Some records:
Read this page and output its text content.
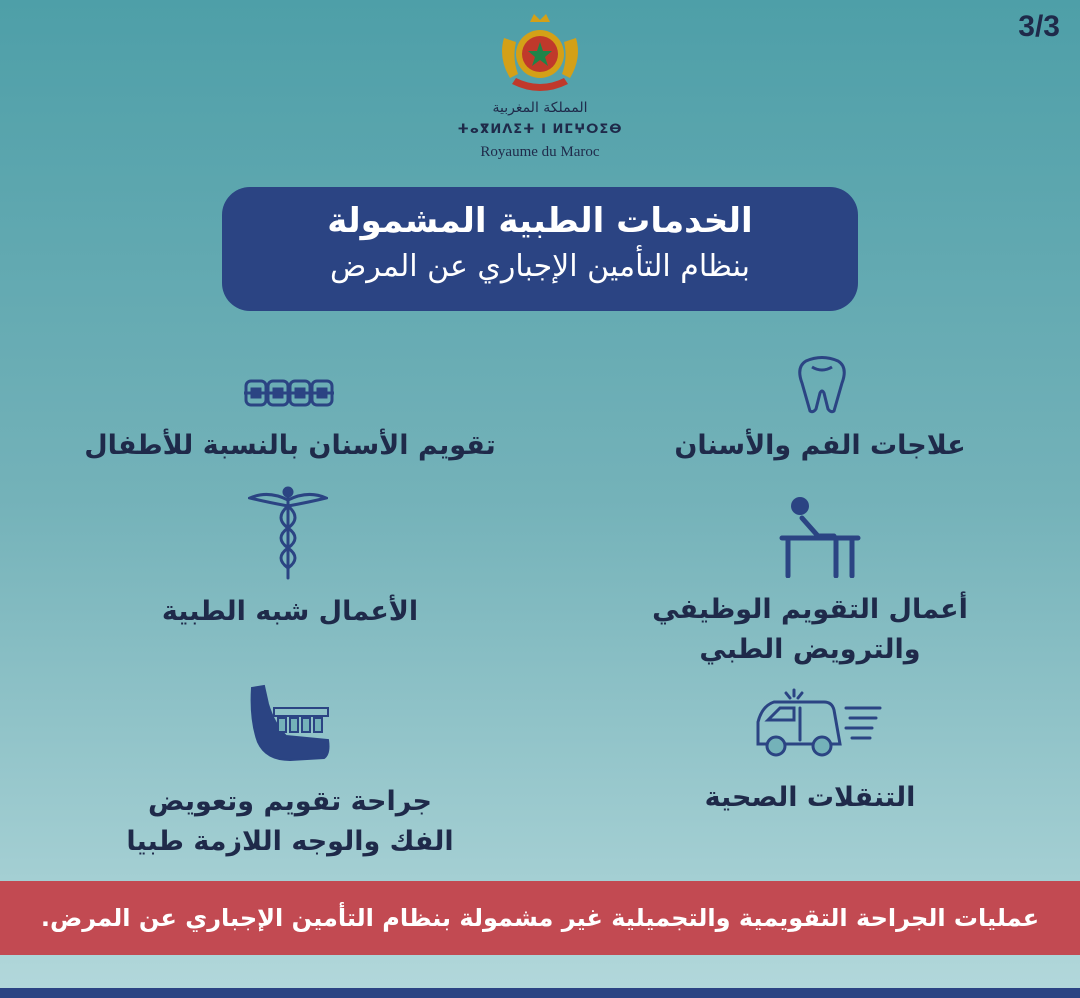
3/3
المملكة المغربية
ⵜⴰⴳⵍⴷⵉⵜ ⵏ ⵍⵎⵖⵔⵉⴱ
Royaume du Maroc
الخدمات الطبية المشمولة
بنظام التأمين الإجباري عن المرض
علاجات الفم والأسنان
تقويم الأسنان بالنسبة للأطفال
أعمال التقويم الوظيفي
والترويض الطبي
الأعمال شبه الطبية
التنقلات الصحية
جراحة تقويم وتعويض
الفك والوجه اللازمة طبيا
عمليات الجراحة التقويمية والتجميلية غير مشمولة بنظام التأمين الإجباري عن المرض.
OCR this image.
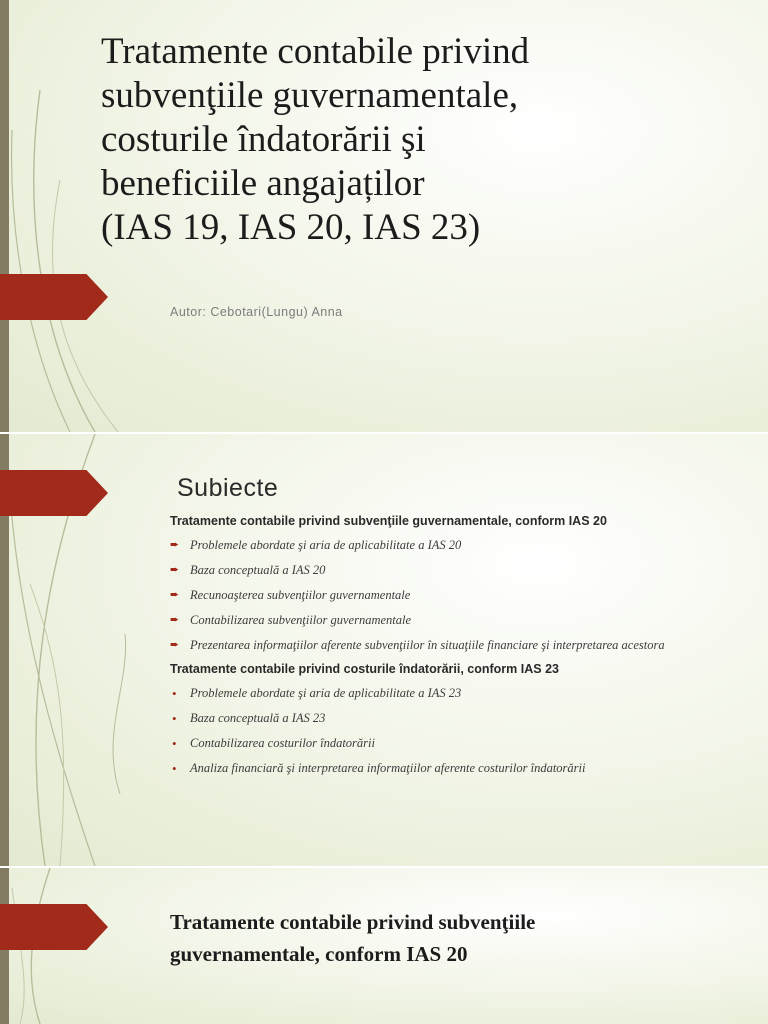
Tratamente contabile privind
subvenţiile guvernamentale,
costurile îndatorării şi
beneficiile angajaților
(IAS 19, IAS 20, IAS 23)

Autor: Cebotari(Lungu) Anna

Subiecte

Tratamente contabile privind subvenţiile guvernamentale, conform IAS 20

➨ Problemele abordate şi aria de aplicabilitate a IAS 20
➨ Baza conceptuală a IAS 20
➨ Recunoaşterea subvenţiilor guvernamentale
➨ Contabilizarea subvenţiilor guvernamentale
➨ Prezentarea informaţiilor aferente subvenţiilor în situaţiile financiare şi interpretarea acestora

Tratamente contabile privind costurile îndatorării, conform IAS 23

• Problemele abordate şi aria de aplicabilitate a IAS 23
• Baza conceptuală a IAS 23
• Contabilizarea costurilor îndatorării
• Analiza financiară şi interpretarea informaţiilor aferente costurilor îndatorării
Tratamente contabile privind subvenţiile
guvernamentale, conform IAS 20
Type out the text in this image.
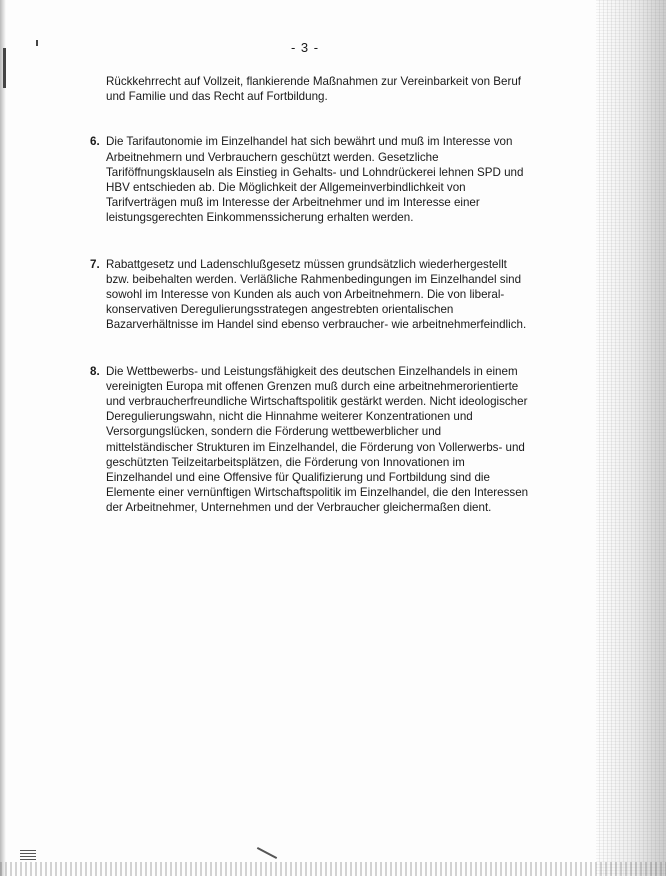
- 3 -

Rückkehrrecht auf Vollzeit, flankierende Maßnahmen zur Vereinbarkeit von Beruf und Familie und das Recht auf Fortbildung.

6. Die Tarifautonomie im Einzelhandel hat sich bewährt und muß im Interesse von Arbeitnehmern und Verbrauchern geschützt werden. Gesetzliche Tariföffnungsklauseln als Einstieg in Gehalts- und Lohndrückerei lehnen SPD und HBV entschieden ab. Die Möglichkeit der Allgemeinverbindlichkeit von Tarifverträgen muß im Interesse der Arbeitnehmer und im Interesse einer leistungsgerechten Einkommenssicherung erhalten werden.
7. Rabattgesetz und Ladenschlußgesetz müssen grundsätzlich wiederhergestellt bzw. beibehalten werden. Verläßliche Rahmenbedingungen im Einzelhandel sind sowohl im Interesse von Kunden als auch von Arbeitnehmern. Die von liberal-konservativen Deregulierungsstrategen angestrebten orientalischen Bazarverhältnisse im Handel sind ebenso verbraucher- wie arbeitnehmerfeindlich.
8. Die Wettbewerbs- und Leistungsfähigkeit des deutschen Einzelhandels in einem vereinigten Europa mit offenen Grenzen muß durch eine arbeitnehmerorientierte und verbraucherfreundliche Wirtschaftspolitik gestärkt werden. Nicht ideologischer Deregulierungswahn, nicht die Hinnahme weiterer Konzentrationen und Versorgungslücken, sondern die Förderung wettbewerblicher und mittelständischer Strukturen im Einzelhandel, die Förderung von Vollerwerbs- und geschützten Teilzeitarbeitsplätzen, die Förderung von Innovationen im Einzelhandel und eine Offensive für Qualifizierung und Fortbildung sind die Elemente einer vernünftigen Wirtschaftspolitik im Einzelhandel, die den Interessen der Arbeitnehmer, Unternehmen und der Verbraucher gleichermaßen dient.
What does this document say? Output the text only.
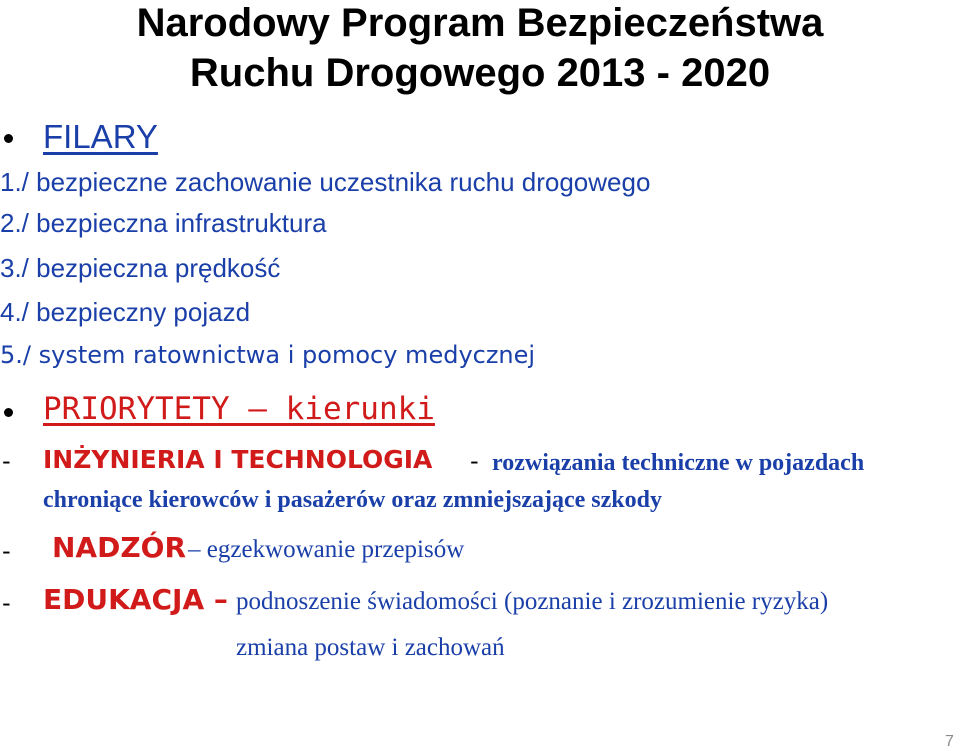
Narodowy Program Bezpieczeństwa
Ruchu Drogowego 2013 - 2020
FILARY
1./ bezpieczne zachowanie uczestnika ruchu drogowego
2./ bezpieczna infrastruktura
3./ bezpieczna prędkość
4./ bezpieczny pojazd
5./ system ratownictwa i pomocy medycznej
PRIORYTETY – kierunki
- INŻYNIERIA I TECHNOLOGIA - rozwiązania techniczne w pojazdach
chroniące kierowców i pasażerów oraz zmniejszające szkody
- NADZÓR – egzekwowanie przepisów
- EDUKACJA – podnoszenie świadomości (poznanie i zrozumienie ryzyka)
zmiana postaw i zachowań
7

▶ Description of the task
Check every line of the data above for the string "costurilor", and copy those that have it.

▶ Solved problem
• Contabilizarea costurilor îndatorării
• Analiza financiară şi interpretarea informaţiilor aferente costurilor îndatorării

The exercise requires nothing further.